* **Written exercise**:
Reproduce every line of the records with "Comparison Average" swapped for "Peer Average" wherever it occurs, leaving everything else as it is.

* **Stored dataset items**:
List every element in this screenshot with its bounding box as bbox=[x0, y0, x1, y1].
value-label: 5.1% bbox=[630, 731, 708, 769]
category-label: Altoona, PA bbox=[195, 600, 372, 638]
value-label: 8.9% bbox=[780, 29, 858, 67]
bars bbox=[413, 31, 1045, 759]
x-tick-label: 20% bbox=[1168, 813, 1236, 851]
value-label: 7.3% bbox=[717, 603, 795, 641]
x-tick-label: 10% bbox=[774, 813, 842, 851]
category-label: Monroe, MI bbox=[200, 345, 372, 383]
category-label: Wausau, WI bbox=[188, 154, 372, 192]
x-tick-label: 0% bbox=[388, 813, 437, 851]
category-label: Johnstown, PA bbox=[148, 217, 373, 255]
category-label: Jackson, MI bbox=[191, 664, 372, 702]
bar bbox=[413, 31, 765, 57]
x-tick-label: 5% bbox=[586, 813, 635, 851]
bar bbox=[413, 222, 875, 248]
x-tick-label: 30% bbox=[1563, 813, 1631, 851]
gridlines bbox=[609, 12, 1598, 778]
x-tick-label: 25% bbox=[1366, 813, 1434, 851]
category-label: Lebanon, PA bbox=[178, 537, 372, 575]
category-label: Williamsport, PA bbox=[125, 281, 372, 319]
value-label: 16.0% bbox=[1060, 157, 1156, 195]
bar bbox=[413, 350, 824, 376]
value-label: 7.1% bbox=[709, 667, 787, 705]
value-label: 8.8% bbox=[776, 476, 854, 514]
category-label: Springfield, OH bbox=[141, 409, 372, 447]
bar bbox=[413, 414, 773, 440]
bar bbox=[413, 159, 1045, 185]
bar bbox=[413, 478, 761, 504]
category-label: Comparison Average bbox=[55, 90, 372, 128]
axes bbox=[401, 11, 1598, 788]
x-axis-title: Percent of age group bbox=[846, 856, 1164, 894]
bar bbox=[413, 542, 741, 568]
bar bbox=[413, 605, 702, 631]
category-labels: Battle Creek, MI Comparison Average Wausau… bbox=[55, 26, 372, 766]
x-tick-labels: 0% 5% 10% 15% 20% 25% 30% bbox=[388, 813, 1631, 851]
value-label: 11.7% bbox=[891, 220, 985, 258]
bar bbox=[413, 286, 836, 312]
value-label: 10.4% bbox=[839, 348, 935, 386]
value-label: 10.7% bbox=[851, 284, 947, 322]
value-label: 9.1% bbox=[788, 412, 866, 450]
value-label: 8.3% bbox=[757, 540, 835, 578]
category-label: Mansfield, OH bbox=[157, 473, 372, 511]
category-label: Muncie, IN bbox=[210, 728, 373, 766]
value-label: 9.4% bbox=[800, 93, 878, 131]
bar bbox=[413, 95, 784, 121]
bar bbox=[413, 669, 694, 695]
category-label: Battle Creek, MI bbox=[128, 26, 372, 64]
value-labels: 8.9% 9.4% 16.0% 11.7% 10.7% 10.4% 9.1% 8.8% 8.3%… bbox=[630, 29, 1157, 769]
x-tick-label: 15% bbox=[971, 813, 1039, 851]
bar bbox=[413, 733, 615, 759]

* **Full solution**:
List every element in this screenshot with its bounding box as bbox=[x0, y0, x1, y1].
value-label: 5.1% bbox=[630, 731, 708, 769]
category-label: Altoona, PA bbox=[195, 600, 372, 638]
value-label: 8.9% bbox=[780, 29, 858, 67]
bars bbox=[413, 31, 1045, 759]
x-tick-label: 20% bbox=[1168, 813, 1236, 851]
value-label: 7.3% bbox=[717, 603, 795, 641]
x-tick-label: 10% bbox=[774, 813, 842, 851]
category-label: Monroe, MI bbox=[200, 345, 372, 383]
category-label: Wausau, WI bbox=[188, 154, 372, 192]
x-tick-label: 0% bbox=[388, 813, 437, 851]
category-label: Johnstown, PA bbox=[148, 217, 373, 255]
category-label: Jackson, MI bbox=[191, 664, 372, 702]
bar bbox=[413, 31, 765, 57]
x-tick-label: 5% bbox=[586, 813, 635, 851]
bar bbox=[413, 222, 875, 248]
x-tick-label: 30% bbox=[1563, 813, 1631, 851]
gridlines bbox=[609, 12, 1598, 778]
x-tick-label: 25% bbox=[1366, 813, 1434, 851]
category-label: Lebanon, PA bbox=[178, 537, 372, 575]
category-label: Williamsport, PA bbox=[125, 281, 372, 319]
value-label: 16.0% bbox=[1060, 157, 1156, 195]
bar bbox=[413, 350, 824, 376]
value-label: 7.1% bbox=[709, 667, 787, 705]
value-label: 8.8% bbox=[776, 476, 854, 514]
category-label: Springfield, OH bbox=[141, 409, 372, 447]
bar bbox=[413, 414, 773, 440]
bar bbox=[413, 159, 1045, 185]
bar bbox=[413, 478, 761, 504]
category-label: Peer Average bbox=[55, 90, 372, 128]
axes bbox=[401, 11, 1598, 788]
x-axis-title: Percent of age group bbox=[846, 856, 1164, 894]
bar bbox=[413, 542, 741, 568]
bar bbox=[413, 605, 702, 631]
category-labels: Battle Creek, MI Peer Average Wausau… bbox=[55, 26, 372, 766]
x-tick-labels: 0% 5% 10% 15% 20% 25% 30% bbox=[388, 813, 1631, 851]
value-label: 11.7% bbox=[891, 220, 985, 258]
bar bbox=[413, 286, 836, 312]
value-label: 10.4% bbox=[839, 348, 935, 386]
value-label: 10.7% bbox=[851, 284, 947, 322]
value-label: 9.1% bbox=[788, 412, 866, 450]
value-label: 8.3% bbox=[757, 540, 835, 578]
category-label: Mansfield, OH bbox=[157, 473, 372, 511]
category-label: Muncie, IN bbox=[210, 728, 373, 766]
value-label: 9.4% bbox=[800, 93, 878, 131]
bar bbox=[413, 95, 784, 121]
bar bbox=[413, 669, 694, 695]
category-label: Battle Creek, MI bbox=[128, 26, 372, 64]
value-labels: 8.9% 9.4% 16.0% 11.7% 10.7% 10.4% 9.1% 8.8% 8.3%… bbox=[630, 29, 1157, 769]
x-tick-label: 15% bbox=[971, 813, 1039, 851]
bar bbox=[413, 733, 615, 759]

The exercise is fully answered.